Source records
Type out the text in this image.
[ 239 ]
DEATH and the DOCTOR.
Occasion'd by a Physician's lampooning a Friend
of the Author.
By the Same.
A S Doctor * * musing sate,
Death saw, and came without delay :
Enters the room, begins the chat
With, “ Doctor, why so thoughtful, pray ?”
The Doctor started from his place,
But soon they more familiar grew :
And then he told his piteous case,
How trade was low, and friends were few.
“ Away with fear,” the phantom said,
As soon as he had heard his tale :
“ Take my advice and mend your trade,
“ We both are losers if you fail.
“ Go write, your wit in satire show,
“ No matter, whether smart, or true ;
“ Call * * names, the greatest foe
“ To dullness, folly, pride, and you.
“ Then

- _GOAL OF THE EXERCISE_
Using the records above, select and copy every line that has the word "your".

- _RESPONSE TO THIS EXERCISE_
“ Take my advice and mend your trade,
“ Go write, your wit in satire show,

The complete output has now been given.